» **Requirements**
Word for word, restate every line of the material.

[Records from a data source]

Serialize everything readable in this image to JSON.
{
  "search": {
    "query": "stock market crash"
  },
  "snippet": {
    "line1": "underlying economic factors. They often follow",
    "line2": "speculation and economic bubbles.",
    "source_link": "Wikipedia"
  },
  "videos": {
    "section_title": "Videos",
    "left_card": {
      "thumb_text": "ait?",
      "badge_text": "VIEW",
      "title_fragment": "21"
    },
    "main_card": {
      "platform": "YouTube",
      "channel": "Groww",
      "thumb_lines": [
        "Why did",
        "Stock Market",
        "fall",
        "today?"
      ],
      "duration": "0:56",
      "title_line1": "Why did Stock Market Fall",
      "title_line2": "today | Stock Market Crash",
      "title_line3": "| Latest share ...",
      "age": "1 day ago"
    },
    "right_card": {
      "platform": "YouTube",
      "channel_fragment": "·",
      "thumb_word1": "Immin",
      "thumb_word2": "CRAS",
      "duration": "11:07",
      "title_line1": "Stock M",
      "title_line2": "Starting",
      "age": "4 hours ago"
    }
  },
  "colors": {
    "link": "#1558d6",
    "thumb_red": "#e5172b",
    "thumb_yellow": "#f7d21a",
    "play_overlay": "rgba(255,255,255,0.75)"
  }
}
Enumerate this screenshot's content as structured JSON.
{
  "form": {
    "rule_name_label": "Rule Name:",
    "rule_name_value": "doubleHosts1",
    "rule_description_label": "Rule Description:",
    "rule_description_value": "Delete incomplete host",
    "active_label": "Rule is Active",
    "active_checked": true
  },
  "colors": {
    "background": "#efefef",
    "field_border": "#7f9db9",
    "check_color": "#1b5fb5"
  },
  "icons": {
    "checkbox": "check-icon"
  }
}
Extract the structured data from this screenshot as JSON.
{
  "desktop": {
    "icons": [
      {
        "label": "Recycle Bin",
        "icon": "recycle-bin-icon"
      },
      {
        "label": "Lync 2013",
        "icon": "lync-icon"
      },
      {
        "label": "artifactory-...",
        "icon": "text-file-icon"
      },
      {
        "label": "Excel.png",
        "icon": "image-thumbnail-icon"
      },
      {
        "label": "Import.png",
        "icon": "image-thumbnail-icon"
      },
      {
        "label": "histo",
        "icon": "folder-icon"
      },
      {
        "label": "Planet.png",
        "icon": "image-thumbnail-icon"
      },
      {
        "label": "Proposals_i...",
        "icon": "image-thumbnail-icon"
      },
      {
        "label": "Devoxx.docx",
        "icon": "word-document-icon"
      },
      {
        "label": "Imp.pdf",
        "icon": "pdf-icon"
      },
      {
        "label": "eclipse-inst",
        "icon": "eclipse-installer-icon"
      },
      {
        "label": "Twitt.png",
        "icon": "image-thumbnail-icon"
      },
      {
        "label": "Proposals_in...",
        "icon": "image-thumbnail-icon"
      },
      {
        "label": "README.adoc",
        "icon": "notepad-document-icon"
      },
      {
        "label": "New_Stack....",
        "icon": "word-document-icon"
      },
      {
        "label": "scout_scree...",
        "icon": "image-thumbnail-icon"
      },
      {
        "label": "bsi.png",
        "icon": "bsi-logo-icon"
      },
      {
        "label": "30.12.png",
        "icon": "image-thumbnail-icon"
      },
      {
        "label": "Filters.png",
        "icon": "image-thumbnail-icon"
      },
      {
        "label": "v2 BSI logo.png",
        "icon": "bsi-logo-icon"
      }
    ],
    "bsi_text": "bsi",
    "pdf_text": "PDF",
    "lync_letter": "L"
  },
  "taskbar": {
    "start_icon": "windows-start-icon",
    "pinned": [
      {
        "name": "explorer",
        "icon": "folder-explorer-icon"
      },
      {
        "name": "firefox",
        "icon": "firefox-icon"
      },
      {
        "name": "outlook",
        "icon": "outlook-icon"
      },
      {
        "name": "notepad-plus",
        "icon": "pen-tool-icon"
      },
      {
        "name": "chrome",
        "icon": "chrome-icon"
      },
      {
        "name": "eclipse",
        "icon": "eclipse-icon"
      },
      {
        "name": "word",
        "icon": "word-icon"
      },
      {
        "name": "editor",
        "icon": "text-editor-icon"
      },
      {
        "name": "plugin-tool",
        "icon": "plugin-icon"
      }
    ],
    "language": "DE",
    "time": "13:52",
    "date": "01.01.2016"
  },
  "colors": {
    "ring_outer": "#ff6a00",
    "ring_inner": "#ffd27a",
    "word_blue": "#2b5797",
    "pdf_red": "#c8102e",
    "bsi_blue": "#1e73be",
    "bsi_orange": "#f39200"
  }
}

» **Final answer**
Serialize everything readable in this image to JSON.
{
  "search": {
    "query": "stock market crash"
  },
  "snippet": {
    "line1": "underlying economic factors. They often follow",
    "line2": "speculation and economic bubbles.",
    "source_link": "Wikipedia"
  },
  "videos": {
    "section_title": "Videos",
    "left_card": {
      "thumb_text": "ait?",
      "badge_text": "VIEW",
      "title_fragment": "21"
    },
    "main_card": {
      "platform": "YouTube",
      "channel": "Groww",
      "thumb_lines": [
        "Why did",
        "Stock Market",
        "fall",
        "today?"
      ],
      "duration": "0:56",
      "title_line1": "Why did Stock Market Fall",
      "title_line2": "today | Stock Market Crash",
      "title_line3": "| Latest share ...",
      "age": "1 day ago"
    },
    "right_card": {
      "platform": "YouTube",
      "channel_fragment": "·",
      "thumb_word1": "Immin",
      "thumb_word2": "CRAS",
      "duration": "11:07",
      "title_line1": "Stock M",
      "title_line2": "Starting",
      "age": "4 hours ago"
    }
  },
  "colors": {
    "link": "#1558d6",
    "thumb_red": "#e5172b",
    "thumb_yellow": "#f7d21a",
    "play_overlay": "rgba(255,255,255,0.75)"
  }
}
Enumerate this screenshot's content as structured JSON.
{
  "form": {
    "rule_name_label": "Rule Name:",
    "rule_name_value": "doubleHosts1",
    "rule_description_label": "Rule Description:",
    "rule_description_value": "Delete incomplete host",
    "active_label": "Rule is Active",
    "active_checked": true
  },
  "colors": {
    "background": "#efefef",
    "field_border": "#7f9db9",
    "check_color": "#1b5fb5"
  },
  "icons": {
    "checkbox": "check-icon"
  }
}
Extract the structured data from this screenshot as JSON.
{
  "desktop": {
    "icons": [
      {
        "label": "Recycle Bin",
        "icon": "recycle-bin-icon"
      },
      {
        "label": "Lync 2013",
        "icon": "lync-icon"
      },
      {
        "label": "artifactory-...",
        "icon": "text-file-icon"
      },
      {
        "label": "Excel.png",
        "icon": "image-thumbnail-icon"
      },
      {
        "label": "Import.png",
        "icon": "image-thumbnail-icon"
      },
      {
        "label": "histo",
        "icon": "folder-icon"
      },
      {
        "label": "Planet.png",
        "icon": "image-thumbnail-icon"
      },
      {
        "label": "Proposals_i...",
        "icon": "image-thumbnail-icon"
      },
      {
        "label": "Devoxx.docx",
        "icon": "word-document-icon"
      },
      {
        "label": "Imp.pdf",
        "icon": "pdf-icon"
      },
      {
        "label": "eclipse-inst",
        "icon": "eclipse-installer-icon"
      },
      {
        "label": "Twitt.png",
        "icon": "image-thumbnail-icon"
      },
      {
        "label": "Proposals_in...",
        "icon": "image-thumbnail-icon"
      },
      {
        "label": "README.adoc",
        "icon": "notepad-document-icon"
      },
      {
        "label": "New_Stack....",
        "icon": "word-document-icon"
      },
      {
        "label": "scout_scree...",
        "icon": "image-thumbnail-icon"
      },
      {
        "label": "bsi.png",
        "icon": "bsi-logo-icon"
      },
      {
        "label": "30.12.png",
        "icon": "image-thumbnail-icon"
      },
      {
        "label": "Filters.png",
        "icon": "image-thumbnail-icon"
      },
      {
        "label": "v2 BSI logo.png",
        "icon": "bsi-logo-icon"
      }
    ],
    "bsi_text": "bsi",
    "pdf_text": "PDF",
    "lync_letter": "L"
  },
  "taskbar": {
    "start_icon": "windows-start-icon",
    "pinned": [
      {
        "name": "explorer",
        "icon": "folder-explorer-icon"
      },
      {
        "name": "firefox",
        "icon": "firefox-icon"
      },
      {
        "name": "outlook",
        "icon": "outlook-icon"
      },
      {
        "name": "notepad-plus",
        "icon": "pen-tool-icon"
      },
      {
        "name": "chrome",
        "icon": "chrome-icon"
      },
      {
        "name": "eclipse",
        "icon": "eclipse-icon"
      },
      {
        "name": "word",
        "icon": "word-icon"
      },
      {
        "name": "editor",
        "icon": "text-editor-icon"
      },
      {
        "name": "plugin-tool",
        "icon": "plugin-icon"
      }
    ],
    "language": "DE",
    "time": "13:52",
    "date": "01.01.2016"
  },
  "colors": {
    "ring_outer": "#ff6a00",
    "ring_inner": "#ffd27a",
    "word_blue": "#2b5797",
    "pdf_red": "#c8102e",
    "bsi_blue": "#1e73be",
    "bsi_orange": "#f39200"
  }
}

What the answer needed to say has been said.